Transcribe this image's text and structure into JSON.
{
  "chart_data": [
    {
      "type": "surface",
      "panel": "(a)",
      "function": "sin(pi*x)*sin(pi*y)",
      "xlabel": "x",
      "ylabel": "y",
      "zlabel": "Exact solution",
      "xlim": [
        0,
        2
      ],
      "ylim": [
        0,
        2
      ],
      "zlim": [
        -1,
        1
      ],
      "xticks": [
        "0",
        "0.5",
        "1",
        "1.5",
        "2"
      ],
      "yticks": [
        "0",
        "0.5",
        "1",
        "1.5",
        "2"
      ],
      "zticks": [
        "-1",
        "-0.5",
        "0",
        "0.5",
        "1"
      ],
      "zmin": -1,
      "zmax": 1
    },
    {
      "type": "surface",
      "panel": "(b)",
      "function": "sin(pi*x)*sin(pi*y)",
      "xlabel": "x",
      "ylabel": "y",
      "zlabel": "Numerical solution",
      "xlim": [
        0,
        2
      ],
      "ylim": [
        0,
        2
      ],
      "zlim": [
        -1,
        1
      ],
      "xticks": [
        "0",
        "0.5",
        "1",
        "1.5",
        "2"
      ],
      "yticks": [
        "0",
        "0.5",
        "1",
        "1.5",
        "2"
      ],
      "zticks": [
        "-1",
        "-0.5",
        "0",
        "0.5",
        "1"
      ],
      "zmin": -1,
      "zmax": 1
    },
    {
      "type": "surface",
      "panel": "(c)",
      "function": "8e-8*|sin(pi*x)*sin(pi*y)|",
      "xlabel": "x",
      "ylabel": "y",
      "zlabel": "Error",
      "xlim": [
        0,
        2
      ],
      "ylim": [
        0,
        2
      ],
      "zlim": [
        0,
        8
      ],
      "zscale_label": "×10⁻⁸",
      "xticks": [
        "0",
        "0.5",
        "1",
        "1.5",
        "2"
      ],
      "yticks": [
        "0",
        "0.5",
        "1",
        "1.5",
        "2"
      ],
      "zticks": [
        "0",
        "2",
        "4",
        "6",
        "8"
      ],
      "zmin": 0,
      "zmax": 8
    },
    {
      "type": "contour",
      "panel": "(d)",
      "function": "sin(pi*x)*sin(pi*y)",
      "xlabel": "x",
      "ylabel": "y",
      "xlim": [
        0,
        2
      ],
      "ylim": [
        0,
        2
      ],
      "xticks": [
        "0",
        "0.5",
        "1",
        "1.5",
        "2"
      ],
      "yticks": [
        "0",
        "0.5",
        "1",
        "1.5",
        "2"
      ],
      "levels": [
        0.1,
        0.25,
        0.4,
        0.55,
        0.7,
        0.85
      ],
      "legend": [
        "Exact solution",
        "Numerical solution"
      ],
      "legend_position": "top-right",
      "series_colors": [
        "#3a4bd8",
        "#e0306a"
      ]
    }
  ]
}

━━━━━━━━━━━━━━━━━━━━

* _What is required_
Go through the records above and retype each one exactly.

* _Reply_
Transcribe this image's text and structure into JSON.
{
  "chart_data": [
    {
      "type": "surface",
      "panel": "(a)",
      "function": "sin(pi*x)*sin(pi*y)",
      "xlabel": "x",
      "ylabel": "y",
      "zlabel": "Exact solution",
      "xlim": [
        0,
        2
      ],
      "ylim": [
        0,
        2
      ],
      "zlim": [
        -1,
        1
      ],
      "xticks": [
        "0",
        "0.5",
        "1",
        "1.5",
        "2"
      ],
      "yticks": [
        "0",
        "0.5",
        "1",
        "1.5",
        "2"
      ],
      "zticks": [
        "-1",
        "-0.5",
        "0",
        "0.5",
        "1"
      ],
      "zmin": -1,
      "zmax": 1
    },
    {
      "type": "surface",
      "panel": "(b)",
      "function": "sin(pi*x)*sin(pi*y)",
      "xlabel": "x",
      "ylabel": "y",
      "zlabel": "Numerical solution",
      "xlim": [
        0,
        2
      ],
      "ylim": [
        0,
        2
      ],
      "zlim": [
        -1,
        1
      ],
      "xticks": [
        "0",
        "0.5",
        "1",
        "1.5",
        "2"
      ],
      "yticks": [
        "0",
        "0.5",
        "1",
        "1.5",
        "2"
      ],
      "zticks": [
        "-1",
        "-0.5",
        "0",
        "0.5",
        "1"
      ],
      "zmin": -1,
      "zmax": 1
    },
    {
      "type": "surface",
      "panel": "(c)",
      "function": "8e-8*|sin(pi*x)*sin(pi*y)|",
      "xlabel": "x",
      "ylabel": "y",
      "zlabel": "Error",
      "xlim": [
        0,
        2
      ],
      "ylim": [
        0,
        2
      ],
      "zlim": [
        0,
        8
      ],
      "zscale_label": "×10⁻⁸",
      "xticks": [
        "0",
        "0.5",
        "1",
        "1.5",
        "2"
      ],
      "yticks": [
        "0",
        "0.5",
        "1",
        "1.5",
        "2"
      ],
      "zticks": [
        "0",
        "2",
        "4",
        "6",
        "8"
      ],
      "zmin": 0,
      "zmax": 8
    },
    {
      "type": "contour",
      "panel": "(d)",
      "function": "sin(pi*x)*sin(pi*y)",
      "xlabel": "x",
      "ylabel": "y",
      "xlim": [
        0,
        2
      ],
      "ylim": [
        0,
        2
      ],
      "xticks": [
        "0",
        "0.5",
        "1",
        "1.5",
        "2"
      ],
      "yticks": [
        "0",
        "0.5",
        "1",
        "1.5",
        "2"
      ],
      "levels": [
        0.1,
        0.25,
        0.4,
        0.55,
        0.7,
        0.85
      ],
      "legend": [
        "Exact solution",
        "Numerical solution"
      ],
      "legend_position": "top-right",
      "series_colors": [
        "#3a4bd8",
        "#e0306a"
      ]
    }
  ]
}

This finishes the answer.